[begin MATERIAL SHOWN]

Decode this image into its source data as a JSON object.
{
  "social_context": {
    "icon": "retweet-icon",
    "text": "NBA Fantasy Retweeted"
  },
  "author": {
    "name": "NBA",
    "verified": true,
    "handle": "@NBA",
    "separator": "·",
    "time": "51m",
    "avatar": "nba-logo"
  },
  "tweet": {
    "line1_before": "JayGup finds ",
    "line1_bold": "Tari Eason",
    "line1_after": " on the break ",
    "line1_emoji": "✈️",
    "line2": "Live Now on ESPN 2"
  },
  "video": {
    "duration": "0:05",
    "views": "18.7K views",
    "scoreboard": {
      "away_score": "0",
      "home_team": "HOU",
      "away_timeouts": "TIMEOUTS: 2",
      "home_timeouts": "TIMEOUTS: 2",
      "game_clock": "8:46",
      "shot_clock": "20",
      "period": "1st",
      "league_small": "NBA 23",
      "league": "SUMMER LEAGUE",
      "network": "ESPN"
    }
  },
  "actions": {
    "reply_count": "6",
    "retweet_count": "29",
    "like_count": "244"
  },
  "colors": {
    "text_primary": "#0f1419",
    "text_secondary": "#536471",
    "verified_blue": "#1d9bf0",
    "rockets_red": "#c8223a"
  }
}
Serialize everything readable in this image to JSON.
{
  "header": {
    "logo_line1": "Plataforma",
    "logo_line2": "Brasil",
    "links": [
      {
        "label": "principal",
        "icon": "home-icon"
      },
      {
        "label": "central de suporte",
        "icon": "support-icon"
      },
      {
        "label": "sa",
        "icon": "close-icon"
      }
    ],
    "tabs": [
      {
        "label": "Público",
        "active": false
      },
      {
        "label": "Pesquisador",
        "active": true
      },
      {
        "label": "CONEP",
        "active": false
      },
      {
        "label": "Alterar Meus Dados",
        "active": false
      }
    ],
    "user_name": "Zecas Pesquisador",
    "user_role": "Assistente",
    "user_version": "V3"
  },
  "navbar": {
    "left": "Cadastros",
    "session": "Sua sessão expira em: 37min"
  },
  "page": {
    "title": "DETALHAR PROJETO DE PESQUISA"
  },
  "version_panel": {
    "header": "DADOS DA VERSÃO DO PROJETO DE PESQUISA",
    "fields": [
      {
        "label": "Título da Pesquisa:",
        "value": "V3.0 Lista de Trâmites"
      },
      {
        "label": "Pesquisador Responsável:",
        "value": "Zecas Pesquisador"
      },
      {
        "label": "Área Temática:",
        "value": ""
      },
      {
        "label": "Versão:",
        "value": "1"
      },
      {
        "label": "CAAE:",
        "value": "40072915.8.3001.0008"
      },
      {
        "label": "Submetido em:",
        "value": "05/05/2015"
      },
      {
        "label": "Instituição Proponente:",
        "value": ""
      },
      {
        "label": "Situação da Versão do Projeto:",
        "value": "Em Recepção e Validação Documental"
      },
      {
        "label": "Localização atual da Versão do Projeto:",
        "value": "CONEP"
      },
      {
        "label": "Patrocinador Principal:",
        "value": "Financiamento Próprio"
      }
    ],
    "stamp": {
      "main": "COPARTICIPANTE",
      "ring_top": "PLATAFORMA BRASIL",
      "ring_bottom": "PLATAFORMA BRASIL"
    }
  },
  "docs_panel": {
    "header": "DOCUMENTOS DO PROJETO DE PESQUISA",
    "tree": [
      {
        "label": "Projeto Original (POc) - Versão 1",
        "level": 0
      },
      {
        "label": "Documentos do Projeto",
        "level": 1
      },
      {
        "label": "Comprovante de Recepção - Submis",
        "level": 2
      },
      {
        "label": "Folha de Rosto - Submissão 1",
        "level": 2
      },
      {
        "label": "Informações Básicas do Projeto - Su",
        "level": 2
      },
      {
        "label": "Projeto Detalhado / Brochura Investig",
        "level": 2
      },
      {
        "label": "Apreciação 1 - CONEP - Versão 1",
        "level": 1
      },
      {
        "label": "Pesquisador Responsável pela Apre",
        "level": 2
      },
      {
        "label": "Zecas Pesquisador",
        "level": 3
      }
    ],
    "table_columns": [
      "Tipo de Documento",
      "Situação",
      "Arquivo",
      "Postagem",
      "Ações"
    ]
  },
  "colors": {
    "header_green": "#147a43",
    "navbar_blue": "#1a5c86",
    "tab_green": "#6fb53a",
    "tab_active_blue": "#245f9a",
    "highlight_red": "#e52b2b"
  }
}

[end MATERIAL SHOWN]

Which lines hold the word "Recepção"? Return all of them from the records above.

▸ TASK ANSWER
        "value": "Em Recepção e Validação Documental"
        "label": "Comprovante de Recepção - Submis",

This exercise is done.